**Short exercise**
Determine the number of lines in the data that include the word "name", and write only that number.

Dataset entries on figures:
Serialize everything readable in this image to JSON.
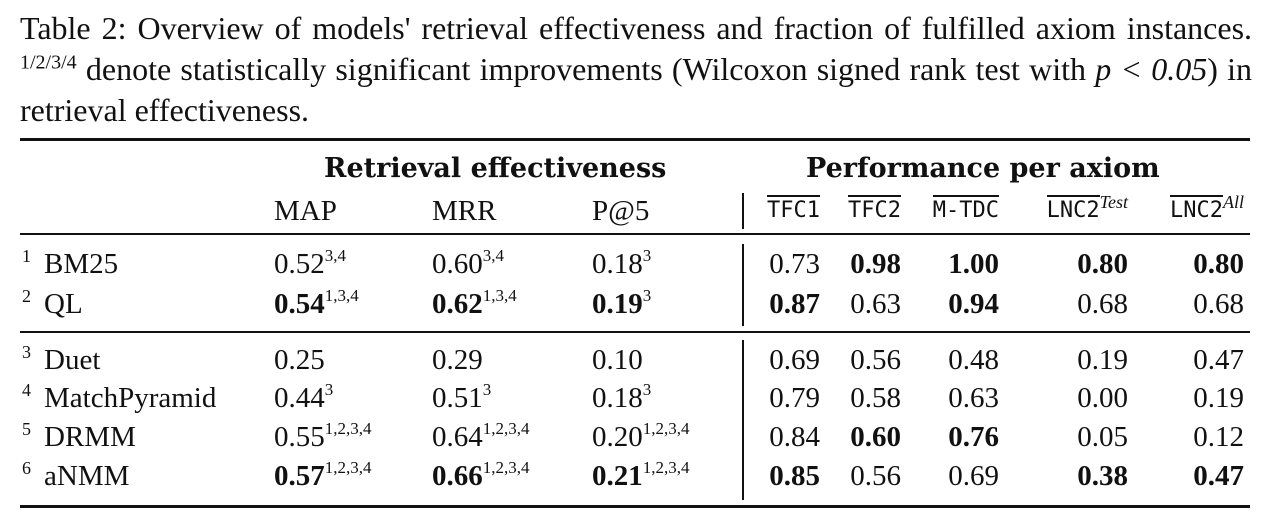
{
  "caption": {
    "label": "Table 2:",
    "text1": "Overview of models' retrieval effectiveness and fraction of fulfilled axiom instances.",
    "sup": "1/2/3/4",
    "text2": "denote statistically significant improvements (Wilcoxon signed rank test with",
    "math": "p < 0.05",
    "text3": ") in retrieval effectiveness."
  },
  "headers": {
    "group_retrieval": "Retrieval effectiveness",
    "group_axiom": "Performance per axiom",
    "metrics": [
      "MAP",
      "MRR",
      "P@5"
    ],
    "axioms": [
      {
        "name": "TFC1",
        "sup": ""
      },
      {
        "name": "TFC2",
        "sup": ""
      },
      {
        "name": "M-TDC",
        "sup": ""
      },
      {
        "name": "LNC2",
        "sup": "Test"
      },
      {
        "name": "LNC2",
        "sup": "All"
      }
    ]
  },
  "rows": [
    {
      "idx": "1",
      "model": "BM25",
      "metrics": [
        {
          "v": "0.52",
          "s": "3,4",
          "b": false
        },
        {
          "v": "0.60",
          "s": "3,4",
          "b": false
        },
        {
          "v": "0.18",
          "s": "3",
          "b": false
        }
      ],
      "axioms": [
        {
          "v": "0.73",
          "b": false
        },
        {
          "v": "0.98",
          "b": true
        },
        {
          "v": "1.00",
          "b": true
        },
        {
          "v": "0.80",
          "b": true
        },
        {
          "v": "0.80",
          "b": true
        }
      ]
    },
    {
      "idx": "2",
      "model": "QL",
      "metrics": [
        {
          "v": "0.54",
          "s": "1,3,4",
          "b": true
        },
        {
          "v": "0.62",
          "s": "1,3,4",
          "b": true
        },
        {
          "v": "0.19",
          "s": "3",
          "b": true
        }
      ],
      "axioms": [
        {
          "v": "0.87",
          "b": true
        },
        {
          "v": "0.63",
          "b": false
        },
        {
          "v": "0.94",
          "b": true
        },
        {
          "v": "0.68",
          "b": false
        },
        {
          "v": "0.68",
          "b": false
        }
      ]
    },
    {
      "idx": "3",
      "model": "Duet",
      "metrics": [
        {
          "v": "0.25",
          "s": "",
          "b": false
        },
        {
          "v": "0.29",
          "s": "",
          "b": false
        },
        {
          "v": "0.10",
          "s": "",
          "b": false
        }
      ],
      "axioms": [
        {
          "v": "0.69",
          "b": false
        },
        {
          "v": "0.56",
          "b": false
        },
        {
          "v": "0.48",
          "b": false
        },
        {
          "v": "0.19",
          "b": false
        },
        {
          "v": "0.47",
          "b": false
        }
      ]
    },
    {
      "idx": "4",
      "model": "MatchPyramid",
      "metrics": [
        {
          "v": "0.44",
          "s": "3",
          "b": false
        },
        {
          "v": "0.51",
          "s": "3",
          "b": false
        },
        {
          "v": "0.18",
          "s": "3",
          "b": false
        }
      ],
      "axioms": [
        {
          "v": "0.79",
          "b": false
        },
        {
          "v": "0.58",
          "b": false
        },
        {
          "v": "0.63",
          "b": false
        },
        {
          "v": "0.00",
          "b": false
        },
        {
          "v": "0.19",
          "b": false
        }
      ]
    },
    {
      "idx": "5",
      "model": "DRMM",
      "metrics": [
        {
          "v": "0.55",
          "s": "1,2,3,4",
          "b": false
        },
        {
          "v": "0.64",
          "s": "1,2,3,4",
          "b": false
        },
        {
          "v": "0.20",
          "s": "1,2,3,4",
          "b": false
        }
      ],
      "axioms": [
        {
          "v": "0.84",
          "b": false
        },
        {
          "v": "0.60",
          "b": true
        },
        {
          "v": "0.76",
          "b": true
        },
        {
          "v": "0.05",
          "b": false
        },
        {
          "v": "0.12",
          "b": false
        }
      ]
    },
    {
      "idx": "6",
      "model": "aNMM",
      "metrics": [
        {
          "v": "0.57",
          "s": "1,2,3,4",
          "b": true
        },
        {
          "v": "0.66",
          "s": "1,2,3,4",
          "b": true
        },
        {
          "v": "0.21",
          "s": "1,2,3,4",
          "b": true
        }
      ],
      "axioms": [
        {
          "v": "0.85",
          "b": true
        },
        {
          "v": "0.56",
          "b": false
        },
        {
          "v": "0.69",
          "b": false
        },
        {
          "v": "0.38",
          "b": true
        },
        {
          "v": "0.47",
          "b": true
        }
      ]
    }
  ]
}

**Full solution**
5